AIM OF THE EXERCISE
Images do not belong in the copy. Retype all the entries below exactly.

+++ THE DATA

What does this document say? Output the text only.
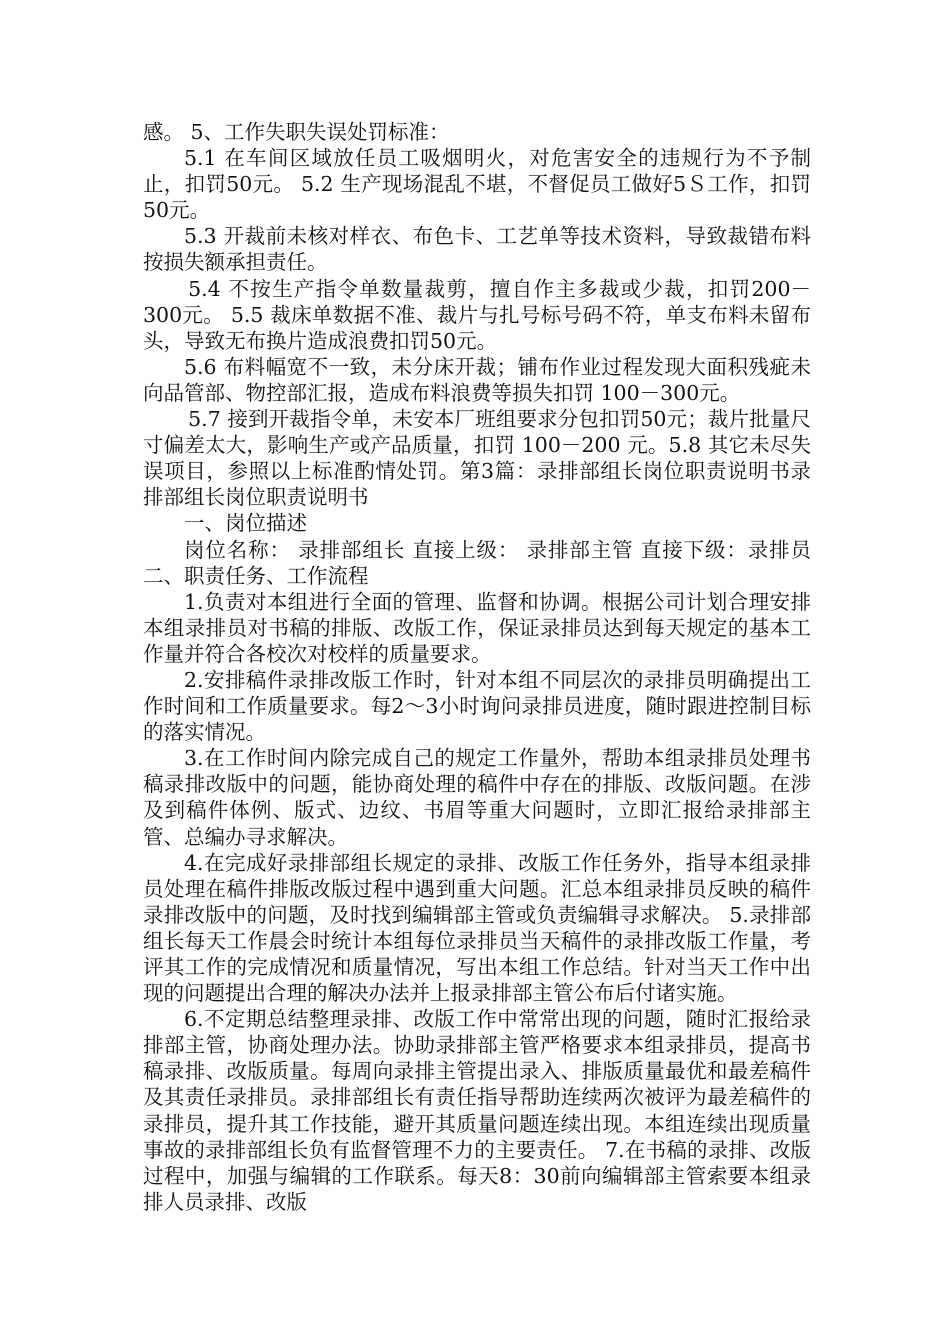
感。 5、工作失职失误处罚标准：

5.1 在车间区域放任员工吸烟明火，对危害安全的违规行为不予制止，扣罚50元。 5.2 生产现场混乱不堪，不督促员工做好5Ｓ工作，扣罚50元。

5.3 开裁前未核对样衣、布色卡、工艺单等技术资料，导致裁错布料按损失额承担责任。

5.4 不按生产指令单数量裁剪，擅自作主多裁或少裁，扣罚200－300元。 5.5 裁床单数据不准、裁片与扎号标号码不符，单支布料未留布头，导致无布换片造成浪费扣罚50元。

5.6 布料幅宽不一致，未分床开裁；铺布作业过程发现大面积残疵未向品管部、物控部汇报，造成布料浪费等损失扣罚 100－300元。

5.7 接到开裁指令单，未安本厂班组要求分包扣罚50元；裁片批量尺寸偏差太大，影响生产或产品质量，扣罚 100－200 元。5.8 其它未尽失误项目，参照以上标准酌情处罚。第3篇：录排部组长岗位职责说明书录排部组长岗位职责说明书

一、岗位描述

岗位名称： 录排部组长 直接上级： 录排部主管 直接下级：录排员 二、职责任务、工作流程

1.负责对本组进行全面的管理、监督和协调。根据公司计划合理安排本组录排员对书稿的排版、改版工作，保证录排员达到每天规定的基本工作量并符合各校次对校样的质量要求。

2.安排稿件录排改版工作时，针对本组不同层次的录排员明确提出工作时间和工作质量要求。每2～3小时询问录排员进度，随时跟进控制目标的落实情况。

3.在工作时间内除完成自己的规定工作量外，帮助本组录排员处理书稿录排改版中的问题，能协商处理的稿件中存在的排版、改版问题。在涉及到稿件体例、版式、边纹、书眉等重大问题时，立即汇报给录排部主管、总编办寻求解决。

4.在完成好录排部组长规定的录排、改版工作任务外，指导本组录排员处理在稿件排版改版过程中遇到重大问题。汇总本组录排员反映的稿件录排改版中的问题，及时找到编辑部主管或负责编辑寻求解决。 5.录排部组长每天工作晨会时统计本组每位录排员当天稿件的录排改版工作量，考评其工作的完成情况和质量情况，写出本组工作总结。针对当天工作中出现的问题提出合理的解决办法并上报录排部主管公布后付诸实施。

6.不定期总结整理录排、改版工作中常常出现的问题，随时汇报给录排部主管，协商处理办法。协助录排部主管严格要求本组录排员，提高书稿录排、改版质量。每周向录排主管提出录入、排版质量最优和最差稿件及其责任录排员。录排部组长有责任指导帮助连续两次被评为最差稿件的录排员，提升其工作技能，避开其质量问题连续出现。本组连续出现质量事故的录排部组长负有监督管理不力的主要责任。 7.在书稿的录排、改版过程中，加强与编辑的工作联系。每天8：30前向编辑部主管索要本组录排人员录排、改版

++++++

PROBLEM SOLUTION
What does this document say? Output the text only.
感。 5、工作失职失误处罚标准：

5.1 在车间区域放任员工吸烟明火，对危害安全的违规行为不予制止，扣罚50元。 5.2 生产现场混乱不堪，不督促员工做好5Ｓ工作，扣罚50元。

5.3 开裁前未核对样衣、布色卡、工艺单等技术资料，导致裁错布料按损失额承担责任。

5.4 不按生产指令单数量裁剪，擅自作主多裁或少裁，扣罚200－300元。 5.5 裁床单数据不准、裁片与扎号标号码不符，单支布料未留布头，导致无布换片造成浪费扣罚50元。

5.6 布料幅宽不一致，未分床开裁；铺布作业过程发现大面积残疵未向品管部、物控部汇报，造成布料浪费等损失扣罚 100－300元。

5.7 接到开裁指令单，未安本厂班组要求分包扣罚50元；裁片批量尺寸偏差太大，影响生产或产品质量，扣罚 100－200 元。5.8 其它未尽失误项目，参照以上标准酌情处罚。第3篇：录排部组长岗位职责说明书录排部组长岗位职责说明书

一、岗位描述

岗位名称： 录排部组长 直接上级： 录排部主管 直接下级：录排员 二、职责任务、工作流程

1.负责对本组进行全面的管理、监督和协调。根据公司计划合理安排本组录排员对书稿的排版、改版工作，保证录排员达到每天规定的基本工作量并符合各校次对校样的质量要求。

2.安排稿件录排改版工作时，针对本组不同层次的录排员明确提出工作时间和工作质量要求。每2～3小时询问录排员进度，随时跟进控制目标的落实情况。

3.在工作时间内除完成自己的规定工作量外，帮助本组录排员处理书稿录排改版中的问题，能协商处理的稿件中存在的排版、改版问题。在涉及到稿件体例、版式、边纹、书眉等重大问题时，立即汇报给录排部主管、总编办寻求解决。

4.在完成好录排部组长规定的录排、改版工作任务外，指导本组录排员处理在稿件排版改版过程中遇到重大问题。汇总本组录排员反映的稿件录排改版中的问题，及时找到编辑部主管或负责编辑寻求解决。 5.录排部组长每天工作晨会时统计本组每位录排员当天稿件的录排改版工作量，考评其工作的完成情况和质量情况，写出本组工作总结。针对当天工作中出现的问题提出合理的解决办法并上报录排部主管公布后付诸实施。

6.不定期总结整理录排、改版工作中常常出现的问题，随时汇报给录排部主管，协商处理办法。协助录排部主管严格要求本组录排员，提高书稿录排、改版质量。每周向录排主管提出录入、排版质量最优和最差稿件及其责任录排员。录排部组长有责任指导帮助连续两次被评为最差稿件的录排员，提升其工作技能，避开其质量问题连续出现。本组连续出现质量事故的录排部组长负有监督管理不力的主要责任。 7.在书稿的录排、改版过程中，加强与编辑的工作联系。每天8：30前向编辑部主管索要本组录排人员录排、改版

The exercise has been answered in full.